Records —
** begin **

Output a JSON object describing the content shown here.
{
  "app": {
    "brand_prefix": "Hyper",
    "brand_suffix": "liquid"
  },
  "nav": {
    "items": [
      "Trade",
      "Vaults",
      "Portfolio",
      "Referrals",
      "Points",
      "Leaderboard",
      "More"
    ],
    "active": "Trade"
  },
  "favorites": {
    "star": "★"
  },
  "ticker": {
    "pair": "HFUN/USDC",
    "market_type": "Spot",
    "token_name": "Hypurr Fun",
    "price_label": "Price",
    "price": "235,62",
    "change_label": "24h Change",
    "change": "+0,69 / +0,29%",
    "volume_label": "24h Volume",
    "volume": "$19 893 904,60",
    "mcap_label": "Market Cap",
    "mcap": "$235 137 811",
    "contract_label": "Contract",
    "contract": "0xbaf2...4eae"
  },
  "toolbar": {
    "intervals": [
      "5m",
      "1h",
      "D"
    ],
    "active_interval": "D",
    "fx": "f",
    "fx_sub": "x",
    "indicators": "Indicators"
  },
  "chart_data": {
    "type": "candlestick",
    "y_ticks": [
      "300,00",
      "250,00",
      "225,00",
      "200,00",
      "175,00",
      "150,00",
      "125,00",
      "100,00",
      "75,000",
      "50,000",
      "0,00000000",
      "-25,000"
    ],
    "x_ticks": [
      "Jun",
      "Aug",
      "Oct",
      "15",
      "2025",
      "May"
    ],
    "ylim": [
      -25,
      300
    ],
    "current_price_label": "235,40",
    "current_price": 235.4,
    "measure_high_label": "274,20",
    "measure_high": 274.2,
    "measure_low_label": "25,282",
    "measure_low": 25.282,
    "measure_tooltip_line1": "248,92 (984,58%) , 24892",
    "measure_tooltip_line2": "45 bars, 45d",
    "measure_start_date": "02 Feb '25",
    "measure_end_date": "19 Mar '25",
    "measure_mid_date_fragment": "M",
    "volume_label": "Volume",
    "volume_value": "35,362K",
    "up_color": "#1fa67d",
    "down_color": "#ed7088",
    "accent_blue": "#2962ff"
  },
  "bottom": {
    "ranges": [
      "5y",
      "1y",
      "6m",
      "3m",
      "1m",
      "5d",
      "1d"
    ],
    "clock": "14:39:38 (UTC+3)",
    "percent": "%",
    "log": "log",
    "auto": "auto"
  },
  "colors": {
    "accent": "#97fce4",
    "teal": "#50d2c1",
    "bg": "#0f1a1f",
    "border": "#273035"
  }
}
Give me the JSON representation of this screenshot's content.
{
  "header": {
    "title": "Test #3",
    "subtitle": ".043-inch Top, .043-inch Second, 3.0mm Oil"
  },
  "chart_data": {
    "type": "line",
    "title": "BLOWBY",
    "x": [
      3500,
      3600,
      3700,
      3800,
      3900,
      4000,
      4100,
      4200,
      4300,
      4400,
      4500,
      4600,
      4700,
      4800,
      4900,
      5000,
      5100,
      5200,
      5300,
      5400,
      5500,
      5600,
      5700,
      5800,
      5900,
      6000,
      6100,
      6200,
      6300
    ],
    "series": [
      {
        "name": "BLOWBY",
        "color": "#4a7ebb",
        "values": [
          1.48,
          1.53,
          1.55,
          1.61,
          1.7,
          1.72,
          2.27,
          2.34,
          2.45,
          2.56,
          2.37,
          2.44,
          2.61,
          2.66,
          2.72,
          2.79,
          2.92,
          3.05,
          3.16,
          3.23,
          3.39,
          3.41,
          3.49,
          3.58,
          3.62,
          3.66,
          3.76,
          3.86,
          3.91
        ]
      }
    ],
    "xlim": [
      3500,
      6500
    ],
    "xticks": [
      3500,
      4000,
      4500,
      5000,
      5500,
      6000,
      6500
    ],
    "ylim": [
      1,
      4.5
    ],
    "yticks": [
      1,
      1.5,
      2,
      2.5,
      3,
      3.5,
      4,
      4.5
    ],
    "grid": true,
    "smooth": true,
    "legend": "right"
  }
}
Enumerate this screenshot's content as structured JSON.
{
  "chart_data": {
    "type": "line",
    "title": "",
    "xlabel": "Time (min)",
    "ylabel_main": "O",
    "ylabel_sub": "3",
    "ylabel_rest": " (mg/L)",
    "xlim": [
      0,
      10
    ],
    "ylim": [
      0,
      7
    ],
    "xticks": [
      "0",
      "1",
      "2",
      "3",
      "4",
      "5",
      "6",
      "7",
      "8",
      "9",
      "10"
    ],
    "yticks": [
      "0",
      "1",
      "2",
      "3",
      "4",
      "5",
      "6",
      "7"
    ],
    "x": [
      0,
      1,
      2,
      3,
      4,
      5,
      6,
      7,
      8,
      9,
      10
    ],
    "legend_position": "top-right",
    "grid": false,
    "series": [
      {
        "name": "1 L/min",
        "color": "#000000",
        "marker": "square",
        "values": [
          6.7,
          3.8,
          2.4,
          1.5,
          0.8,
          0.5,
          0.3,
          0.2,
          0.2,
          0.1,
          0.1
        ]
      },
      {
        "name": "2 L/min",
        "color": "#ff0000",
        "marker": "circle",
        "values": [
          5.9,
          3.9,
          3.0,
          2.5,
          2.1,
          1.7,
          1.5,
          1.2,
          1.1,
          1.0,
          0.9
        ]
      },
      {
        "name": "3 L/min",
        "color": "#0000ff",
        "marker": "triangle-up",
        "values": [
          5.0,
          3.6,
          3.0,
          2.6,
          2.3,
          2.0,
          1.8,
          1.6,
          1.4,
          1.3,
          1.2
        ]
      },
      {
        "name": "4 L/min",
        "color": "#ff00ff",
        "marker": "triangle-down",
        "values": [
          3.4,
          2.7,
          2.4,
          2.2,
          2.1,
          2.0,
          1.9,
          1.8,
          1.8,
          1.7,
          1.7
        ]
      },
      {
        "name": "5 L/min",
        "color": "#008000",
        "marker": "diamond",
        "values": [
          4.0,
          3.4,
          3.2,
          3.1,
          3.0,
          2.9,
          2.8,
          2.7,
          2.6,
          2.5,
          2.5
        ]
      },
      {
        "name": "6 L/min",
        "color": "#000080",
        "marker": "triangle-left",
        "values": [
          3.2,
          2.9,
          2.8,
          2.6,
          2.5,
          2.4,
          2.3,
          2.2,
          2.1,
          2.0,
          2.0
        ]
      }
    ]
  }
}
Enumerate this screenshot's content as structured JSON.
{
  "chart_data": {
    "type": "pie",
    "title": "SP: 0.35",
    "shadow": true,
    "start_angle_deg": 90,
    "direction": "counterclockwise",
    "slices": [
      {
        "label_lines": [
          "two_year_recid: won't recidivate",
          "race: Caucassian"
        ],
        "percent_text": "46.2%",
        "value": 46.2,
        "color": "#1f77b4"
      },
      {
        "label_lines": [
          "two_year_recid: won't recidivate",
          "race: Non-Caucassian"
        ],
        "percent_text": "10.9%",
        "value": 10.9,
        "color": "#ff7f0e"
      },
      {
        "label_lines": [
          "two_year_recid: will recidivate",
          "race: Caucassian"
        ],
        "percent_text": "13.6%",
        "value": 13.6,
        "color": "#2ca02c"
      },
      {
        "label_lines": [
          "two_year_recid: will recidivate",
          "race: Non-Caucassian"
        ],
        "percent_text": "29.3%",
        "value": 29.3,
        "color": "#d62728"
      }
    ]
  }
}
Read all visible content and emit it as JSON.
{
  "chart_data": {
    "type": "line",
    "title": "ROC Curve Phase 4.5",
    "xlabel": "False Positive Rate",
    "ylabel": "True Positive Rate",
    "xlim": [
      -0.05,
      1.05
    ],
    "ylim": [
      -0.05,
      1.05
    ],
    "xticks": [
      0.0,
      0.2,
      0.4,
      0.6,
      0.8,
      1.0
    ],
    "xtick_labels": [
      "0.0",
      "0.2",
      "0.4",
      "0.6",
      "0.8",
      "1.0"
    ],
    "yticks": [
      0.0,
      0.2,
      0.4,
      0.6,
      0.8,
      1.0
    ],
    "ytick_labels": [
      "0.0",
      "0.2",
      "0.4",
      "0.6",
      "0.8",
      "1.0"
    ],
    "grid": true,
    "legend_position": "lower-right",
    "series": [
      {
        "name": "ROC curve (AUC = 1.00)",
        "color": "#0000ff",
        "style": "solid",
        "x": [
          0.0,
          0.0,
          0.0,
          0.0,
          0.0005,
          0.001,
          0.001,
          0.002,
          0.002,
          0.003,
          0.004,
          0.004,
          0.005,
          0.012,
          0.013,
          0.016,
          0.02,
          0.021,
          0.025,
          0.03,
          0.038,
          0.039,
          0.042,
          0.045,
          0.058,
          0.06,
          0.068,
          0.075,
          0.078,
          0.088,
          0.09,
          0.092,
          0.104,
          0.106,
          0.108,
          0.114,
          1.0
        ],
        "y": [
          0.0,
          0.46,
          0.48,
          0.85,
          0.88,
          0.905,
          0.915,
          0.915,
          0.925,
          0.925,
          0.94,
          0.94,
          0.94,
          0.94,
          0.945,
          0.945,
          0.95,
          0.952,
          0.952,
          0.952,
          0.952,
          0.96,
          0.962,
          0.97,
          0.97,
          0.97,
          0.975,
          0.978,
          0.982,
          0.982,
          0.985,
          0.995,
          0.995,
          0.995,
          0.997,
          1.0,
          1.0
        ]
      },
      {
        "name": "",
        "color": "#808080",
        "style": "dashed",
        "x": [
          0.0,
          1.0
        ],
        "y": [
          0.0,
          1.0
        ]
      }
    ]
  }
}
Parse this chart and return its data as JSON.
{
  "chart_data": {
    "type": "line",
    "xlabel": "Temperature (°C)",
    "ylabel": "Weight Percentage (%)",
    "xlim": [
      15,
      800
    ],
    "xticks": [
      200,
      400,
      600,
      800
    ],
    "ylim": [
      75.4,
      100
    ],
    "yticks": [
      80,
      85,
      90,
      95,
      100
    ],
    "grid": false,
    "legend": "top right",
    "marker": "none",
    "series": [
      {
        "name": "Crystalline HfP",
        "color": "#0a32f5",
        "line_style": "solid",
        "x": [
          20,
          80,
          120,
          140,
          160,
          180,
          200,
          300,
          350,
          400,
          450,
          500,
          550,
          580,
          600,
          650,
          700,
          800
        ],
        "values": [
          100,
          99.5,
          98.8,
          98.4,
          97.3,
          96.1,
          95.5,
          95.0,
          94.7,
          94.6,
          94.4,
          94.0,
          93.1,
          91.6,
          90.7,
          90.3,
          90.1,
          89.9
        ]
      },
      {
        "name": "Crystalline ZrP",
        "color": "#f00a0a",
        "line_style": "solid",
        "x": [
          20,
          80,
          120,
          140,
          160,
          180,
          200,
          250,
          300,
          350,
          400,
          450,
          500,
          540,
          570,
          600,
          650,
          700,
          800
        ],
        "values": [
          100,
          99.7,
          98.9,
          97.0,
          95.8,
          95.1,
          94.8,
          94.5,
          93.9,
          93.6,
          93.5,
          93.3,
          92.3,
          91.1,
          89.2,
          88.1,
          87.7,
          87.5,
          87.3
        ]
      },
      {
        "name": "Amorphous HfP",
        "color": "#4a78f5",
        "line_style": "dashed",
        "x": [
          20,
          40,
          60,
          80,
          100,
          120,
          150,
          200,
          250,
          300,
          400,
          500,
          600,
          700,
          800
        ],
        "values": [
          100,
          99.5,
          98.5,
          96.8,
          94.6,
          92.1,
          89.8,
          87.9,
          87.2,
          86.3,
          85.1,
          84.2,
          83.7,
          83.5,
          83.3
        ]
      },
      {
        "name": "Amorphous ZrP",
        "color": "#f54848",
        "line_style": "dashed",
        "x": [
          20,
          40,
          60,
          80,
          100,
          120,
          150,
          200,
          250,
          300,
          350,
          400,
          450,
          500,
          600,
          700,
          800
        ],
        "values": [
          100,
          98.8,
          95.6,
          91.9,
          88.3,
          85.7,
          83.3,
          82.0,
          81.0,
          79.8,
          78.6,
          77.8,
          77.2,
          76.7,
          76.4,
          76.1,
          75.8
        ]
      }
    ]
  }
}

** end **

TO DO —
Search the listing for the string "Amorphous". Copy each line where it turns up.

WRITTEN SOLUTION —
        "name": "Amorphous HfP",
        "name": "Amorphous ZrP",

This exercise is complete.